▸ **SUPPLIED MATERIAL**
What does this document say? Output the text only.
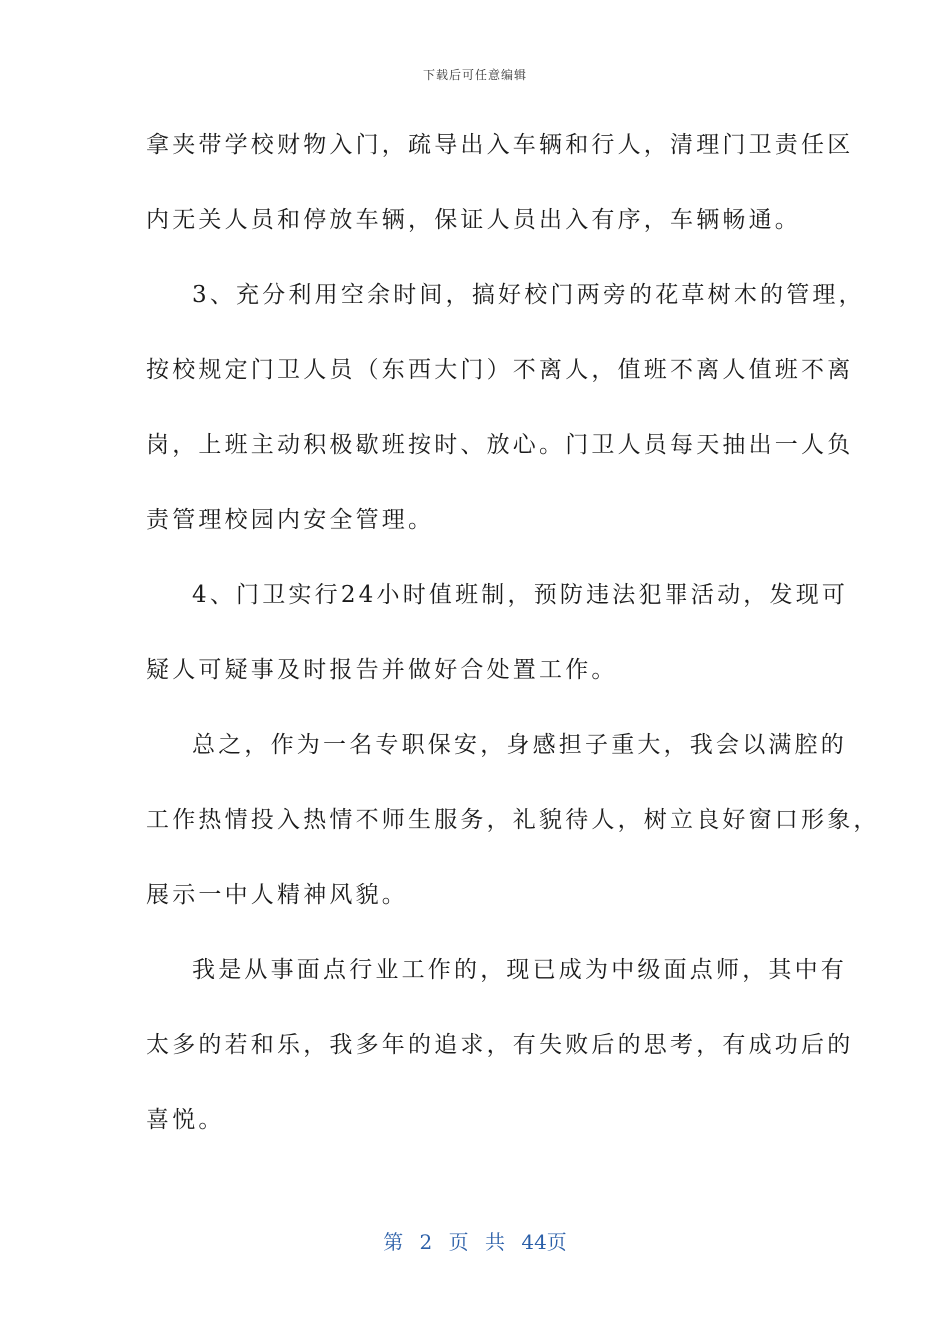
下载后可任意编辑
拿夹带学校财物入门，疏导出入车辆和行人，清理门卫责任区
内无关人员和停放车辆，保证人员出入有序，车辆畅通。
3、充分利用空余时间，搞好校门两旁的花草树木的管理，
按校规定门卫人员（东西大门）不离人，值班不离人值班不离
岗，上班主动积极歇班按时、放心。门卫人员每天抽出一人负
责管理校园内安全管理。
4、门卫实行24小时值班制，预防违法犯罪活动，发现可
疑人可疑事及时报告并做好合处置工作。
总之，作为一名专职保安，身感担子重大，我会以满腔的
工作热情投入热情不师生服务，礼貌待人，树立良好窗口形象，
展示一中人精神风貌。
我是从事面点行业工作的，现已成为中级面点师，其中有
太多的若和乐，我多年的追求，有失败后的思考，有成功后的
喜悦。
第 2 页 共 44页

▸ **GIVEN EXERCISE**
Copy every record above exactly, leaving out any pictures.

▸ **FULL RESPONSE**
What does this document say? Output the text only.
下载后可任意编辑
拿夹带学校财物入门，疏导出入车辆和行人，清理门卫责任区
内无关人员和停放车辆，保证人员出入有序，车辆畅通。
3、充分利用空余时间，搞好校门两旁的花草树木的管理，
按校规定门卫人员（东西大门）不离人，值班不离人值班不离
岗，上班主动积极歇班按时、放心。门卫人员每天抽出一人负
责管理校园内安全管理。
4、门卫实行24小时值班制，预防违法犯罪活动，发现可
疑人可疑事及时报告并做好合处置工作。
总之，作为一名专职保安，身感担子重大，我会以满腔的
工作热情投入热情不师生服务，礼貌待人，树立良好窗口形象，
展示一中人精神风貌。
我是从事面点行业工作的，现已成为中级面点师，其中有
太多的若和乐，我多年的追求，有失败后的思考，有成功后的
喜悦。
第 2 页 共 44页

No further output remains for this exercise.